#### Input rows

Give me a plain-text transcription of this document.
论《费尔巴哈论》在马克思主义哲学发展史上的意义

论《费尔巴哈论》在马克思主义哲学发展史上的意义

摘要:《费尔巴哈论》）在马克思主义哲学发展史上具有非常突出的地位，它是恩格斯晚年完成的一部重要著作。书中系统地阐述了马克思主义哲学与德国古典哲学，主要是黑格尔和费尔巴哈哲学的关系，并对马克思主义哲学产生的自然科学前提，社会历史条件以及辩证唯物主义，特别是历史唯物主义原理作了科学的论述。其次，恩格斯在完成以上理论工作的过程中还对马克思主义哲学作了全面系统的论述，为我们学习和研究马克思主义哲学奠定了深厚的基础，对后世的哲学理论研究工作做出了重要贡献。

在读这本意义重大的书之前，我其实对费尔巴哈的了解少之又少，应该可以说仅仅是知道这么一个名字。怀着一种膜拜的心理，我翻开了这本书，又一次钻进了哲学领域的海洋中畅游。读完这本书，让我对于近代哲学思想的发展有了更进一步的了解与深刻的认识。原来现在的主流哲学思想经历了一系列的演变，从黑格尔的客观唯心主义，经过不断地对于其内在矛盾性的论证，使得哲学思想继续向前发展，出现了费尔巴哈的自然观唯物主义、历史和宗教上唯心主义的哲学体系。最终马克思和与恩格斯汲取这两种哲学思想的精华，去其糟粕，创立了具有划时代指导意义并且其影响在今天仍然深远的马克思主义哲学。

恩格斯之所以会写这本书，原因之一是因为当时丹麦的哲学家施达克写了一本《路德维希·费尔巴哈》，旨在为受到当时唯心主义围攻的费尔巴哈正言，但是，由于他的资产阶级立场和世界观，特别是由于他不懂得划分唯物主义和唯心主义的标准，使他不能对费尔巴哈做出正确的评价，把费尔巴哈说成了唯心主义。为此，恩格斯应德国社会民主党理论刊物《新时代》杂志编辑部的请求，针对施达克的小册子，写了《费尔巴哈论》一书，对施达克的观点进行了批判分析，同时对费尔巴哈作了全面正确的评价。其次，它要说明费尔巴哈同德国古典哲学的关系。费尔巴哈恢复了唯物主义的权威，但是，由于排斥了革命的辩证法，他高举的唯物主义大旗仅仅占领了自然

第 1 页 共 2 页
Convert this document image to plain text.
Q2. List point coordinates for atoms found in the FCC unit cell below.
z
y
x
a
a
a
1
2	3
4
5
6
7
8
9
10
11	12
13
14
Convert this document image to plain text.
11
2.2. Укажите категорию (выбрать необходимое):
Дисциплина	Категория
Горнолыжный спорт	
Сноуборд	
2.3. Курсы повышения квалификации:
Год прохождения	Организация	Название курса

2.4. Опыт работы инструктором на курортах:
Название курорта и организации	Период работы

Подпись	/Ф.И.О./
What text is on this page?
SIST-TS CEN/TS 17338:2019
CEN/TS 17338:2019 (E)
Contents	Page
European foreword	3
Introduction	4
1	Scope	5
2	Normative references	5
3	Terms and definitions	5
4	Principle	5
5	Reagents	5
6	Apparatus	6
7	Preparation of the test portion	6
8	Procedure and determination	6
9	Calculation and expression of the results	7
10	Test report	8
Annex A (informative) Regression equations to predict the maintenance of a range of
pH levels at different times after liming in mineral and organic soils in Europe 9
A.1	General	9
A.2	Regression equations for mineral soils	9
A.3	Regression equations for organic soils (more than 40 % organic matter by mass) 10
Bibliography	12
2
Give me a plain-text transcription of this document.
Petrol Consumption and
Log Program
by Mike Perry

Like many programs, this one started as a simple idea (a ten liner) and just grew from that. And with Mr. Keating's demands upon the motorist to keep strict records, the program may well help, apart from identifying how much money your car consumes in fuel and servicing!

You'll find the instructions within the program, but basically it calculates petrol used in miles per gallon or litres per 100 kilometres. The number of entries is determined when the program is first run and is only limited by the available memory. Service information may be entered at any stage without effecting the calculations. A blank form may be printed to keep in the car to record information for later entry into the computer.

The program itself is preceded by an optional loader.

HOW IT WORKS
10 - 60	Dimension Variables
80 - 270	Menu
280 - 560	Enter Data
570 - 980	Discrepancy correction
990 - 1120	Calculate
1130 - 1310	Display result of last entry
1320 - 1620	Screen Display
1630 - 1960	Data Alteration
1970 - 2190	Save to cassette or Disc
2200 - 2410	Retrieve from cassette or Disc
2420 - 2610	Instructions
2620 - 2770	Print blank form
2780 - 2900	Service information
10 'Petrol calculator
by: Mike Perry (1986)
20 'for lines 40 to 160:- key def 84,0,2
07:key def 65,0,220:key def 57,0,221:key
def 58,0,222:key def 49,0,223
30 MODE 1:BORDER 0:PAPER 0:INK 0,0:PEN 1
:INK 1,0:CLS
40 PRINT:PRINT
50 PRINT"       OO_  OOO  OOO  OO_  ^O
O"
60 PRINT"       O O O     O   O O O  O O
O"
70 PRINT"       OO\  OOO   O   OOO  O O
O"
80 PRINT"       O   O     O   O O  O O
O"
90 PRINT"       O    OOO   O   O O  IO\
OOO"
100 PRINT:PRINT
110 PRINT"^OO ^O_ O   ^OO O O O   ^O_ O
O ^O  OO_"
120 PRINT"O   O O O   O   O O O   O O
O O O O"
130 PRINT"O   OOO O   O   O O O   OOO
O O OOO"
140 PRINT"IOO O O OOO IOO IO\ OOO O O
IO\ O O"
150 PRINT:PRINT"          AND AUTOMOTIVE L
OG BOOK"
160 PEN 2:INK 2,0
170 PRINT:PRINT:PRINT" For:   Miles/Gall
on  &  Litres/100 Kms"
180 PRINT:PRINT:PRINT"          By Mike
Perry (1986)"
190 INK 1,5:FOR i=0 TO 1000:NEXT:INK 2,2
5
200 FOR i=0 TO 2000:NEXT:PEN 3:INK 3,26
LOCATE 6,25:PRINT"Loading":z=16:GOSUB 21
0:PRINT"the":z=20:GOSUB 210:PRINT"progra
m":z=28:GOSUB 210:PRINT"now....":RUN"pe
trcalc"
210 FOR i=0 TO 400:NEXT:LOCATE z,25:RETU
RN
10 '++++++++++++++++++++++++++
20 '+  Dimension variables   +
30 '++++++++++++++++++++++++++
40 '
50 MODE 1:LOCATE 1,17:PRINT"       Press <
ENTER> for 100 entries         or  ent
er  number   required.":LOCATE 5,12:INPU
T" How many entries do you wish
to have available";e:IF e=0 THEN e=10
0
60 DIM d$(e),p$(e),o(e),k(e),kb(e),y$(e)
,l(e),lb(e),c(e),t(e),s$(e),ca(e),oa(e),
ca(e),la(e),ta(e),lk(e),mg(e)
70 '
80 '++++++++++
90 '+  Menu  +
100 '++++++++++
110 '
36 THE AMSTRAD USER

########

Exercise instructions -> Without leaving anything out, quote all the data.

Answer to this task ->
Give me a plain-text transcription of this document.
论《费尔巴哈论》在马克思主义哲学发展史上的意义

论《费尔巴哈论》在马克思主义哲学发展史上的意义

摘要:《费尔巴哈论》）在马克思主义哲学发展史上具有非常突出的地位，它是恩格斯晚年完成的一部重要著作。书中系统地阐述了马克思主义哲学与德国古典哲学，主要是黑格尔和费尔巴哈哲学的关系，并对马克思主义哲学产生的自然科学前提，社会历史条件以及辩证唯物主义，特别是历史唯物主义原理作了科学的论述。其次，恩格斯在完成以上理论工作的过程中还对马克思主义哲学作了全面系统的论述，为我们学习和研究马克思主义哲学奠定了深厚的基础，对后世的哲学理论研究工作做出了重要贡献。

在读这本意义重大的书之前，我其实对费尔巴哈的了解少之又少，应该可以说仅仅是知道这么一个名字。怀着一种膜拜的心理，我翻开了这本书，又一次钻进了哲学领域的海洋中畅游。读完这本书，让我对于近代哲学思想的发展有了更进一步的了解与深刻的认识。原来现在的主流哲学思想经历了一系列的演变，从黑格尔的客观唯心主义，经过不断地对于其内在矛盾性的论证，使得哲学思想继续向前发展，出现了费尔巴哈的自然观唯物主义、历史和宗教上唯心主义的哲学体系。最终马克思和与恩格斯汲取这两种哲学思想的精华，去其糟粕，创立了具有划时代指导意义并且其影响在今天仍然深远的马克思主义哲学。

恩格斯之所以会写这本书，原因之一是因为当时丹麦的哲学家施达克写了一本《路德维希·费尔巴哈》，旨在为受到当时唯心主义围攻的费尔巴哈正言，但是，由于他的资产阶级立场和世界观，特别是由于他不懂得划分唯物主义和唯心主义的标准，使他不能对费尔巴哈做出正确的评价，把费尔巴哈说成了唯心主义。为此，恩格斯应德国社会民主党理论刊物《新时代》杂志编辑部的请求，针对施达克的小册子，写了《费尔巴哈论》一书，对施达克的观点进行了批判分析，同时对费尔巴哈作了全面正确的评价。其次，它要说明费尔巴哈同德国古典哲学的关系。费尔巴哈恢复了唯物主义的权威，但是，由于排斥了革命的辩证法，他高举的唯物主义大旗仅仅占领了自然

第 1 页 共 2 页
Convert this document image to plain text.
Q2. List point coordinates for atoms found in the FCC unit cell below.
z
y
x
a
a
a
1
2	3
4
5
6
7
8
9
10
11	12
13
14
Convert this document image to plain text.
11
2.2. Укажите категорию (выбрать необходимое):
Дисциплина	Категория
Горнолыжный спорт	
Сноуборд	
2.3. Курсы повышения квалификации:
Год прохождения	Организация	Название курса

2.4. Опыт работы инструктором на курортах:
Название курорта и организации	Период работы

Подпись	/Ф.И.О./
What text is on this page?
SIST-TS CEN/TS 17338:2019
CEN/TS 17338:2019 (E)
Contents	Page
European foreword	3
Introduction	4
1	Scope	5
2	Normative references	5
3	Terms and definitions	5
4	Principle	5
5	Reagents	5
6	Apparatus	6
7	Preparation of the test portion	6
8	Procedure and determination	6
9	Calculation and expression of the results	7
10	Test report	8
Annex A (informative) Regression equations to predict the maintenance of a range of
pH levels at different times after liming in mineral and organic soils in Europe 9
A.1	General	9
A.2	Regression equations for mineral soils	9
A.3	Regression equations for organic soils (more than 40 % organic matter by mass) 10
Bibliography	12
2
Give me a plain-text transcription of this document.
Petrol Consumption and
Log Program
by Mike Perry

Like many programs, this one started as a simple idea (a ten liner) and just grew from that. And with Mr. Keating's demands upon the motorist to keep strict records, the program may well help, apart from identifying how much money your car consumes in fuel and servicing!

You'll find the instructions within the program, but basically it calculates petrol used in miles per gallon or litres per 100 kilometres. The number of entries is determined when the program is first run and is only limited by the available memory. Service information may be entered at any stage without effecting the calculations. A blank form may be printed to keep in the car to record information for later entry into the computer.

The program itself is preceded by an optional loader.

HOW IT WORKS
10 - 60	Dimension Variables
80 - 270	Menu
280 - 560	Enter Data
570 - 980	Discrepancy correction
990 - 1120	Calculate
1130 - 1310	Display result of last entry
1320 - 1620	Screen Display
1630 - 1960	Data Alteration
1970 - 2190	Save to cassette or Disc
2200 - 2410	Retrieve from cassette or Disc
2420 - 2610	Instructions
2620 - 2770	Print blank form
2780 - 2900	Service information
10 'Petrol calculator
by: Mike Perry (1986)
20 'for lines 40 to 160:- key def 84,0,2
07:key def 65,0,220:key def 57,0,221:key
def 58,0,222:key def 49,0,223
30 MODE 1:BORDER 0:PAPER 0:INK 0,0:PEN 1
:INK 1,0:CLS
40 PRINT:PRINT
50 PRINT"       OO_  OOO  OOO  OO_  ^O
O"
60 PRINT"       O O O     O   O O O  O O
O"
70 PRINT"       OO\  OOO   O   OOO  O O
O"
80 PRINT"       O   O     O   O O  O O
O"
90 PRINT"       O    OOO   O   O O  IO\
OOO"
100 PRINT:PRINT
110 PRINT"^OO ^O_ O   ^OO O O O   ^O_ O
O ^O  OO_"
120 PRINT"O   O O O   O   O O O   O O
O O O O"
130 PRINT"O   OOO O   O   O O O   OOO
O O OOO"
140 PRINT"IOO O O OOO IOO IO\ OOO O O
IO\ O O"
150 PRINT:PRINT"          AND AUTOMOTIVE L
OG BOOK"
160 PEN 2:INK 2,0
170 PRINT:PRINT:PRINT" For:   Miles/Gall
on  &  Litres/100 Kms"
180 PRINT:PRINT:PRINT"          By Mike
Perry (1986)"
190 INK 1,5:FOR i=0 TO 1000:NEXT:INK 2,2
5
200 FOR i=0 TO 2000:NEXT:PEN 3:INK 3,26
LOCATE 6,25:PRINT"Loading":z=16:GOSUB 21
0:PRINT"the":z=20:GOSUB 210:PRINT"progra
m":z=28:GOSUB 210:PRINT"now....":RUN"pe
trcalc"
210 FOR i=0 TO 400:NEXT:LOCATE z,25:RETU
RN
10 '++++++++++++++++++++++++++
20 '+  Dimension variables   +
30 '++++++++++++++++++++++++++
40 '
50 MODE 1:LOCATE 1,17:PRINT"       Press <
ENTER> for 100 entries         or  ent
er  number   required.":LOCATE 5,12:INPU
T" How many entries do you wish
to have available";e:IF e=0 THEN e=10
0
60 DIM d$(e),p$(e),o(e),k(e),kb(e),y$(e)
,l(e),lb(e),c(e),t(e),s$(e),ca(e),oa(e),
ca(e),la(e),ta(e),lk(e),mg(e)
70 '
80 '++++++++++
90 '+  Menu  +
100 '++++++++++
110 '
36 THE AMSTRAD USER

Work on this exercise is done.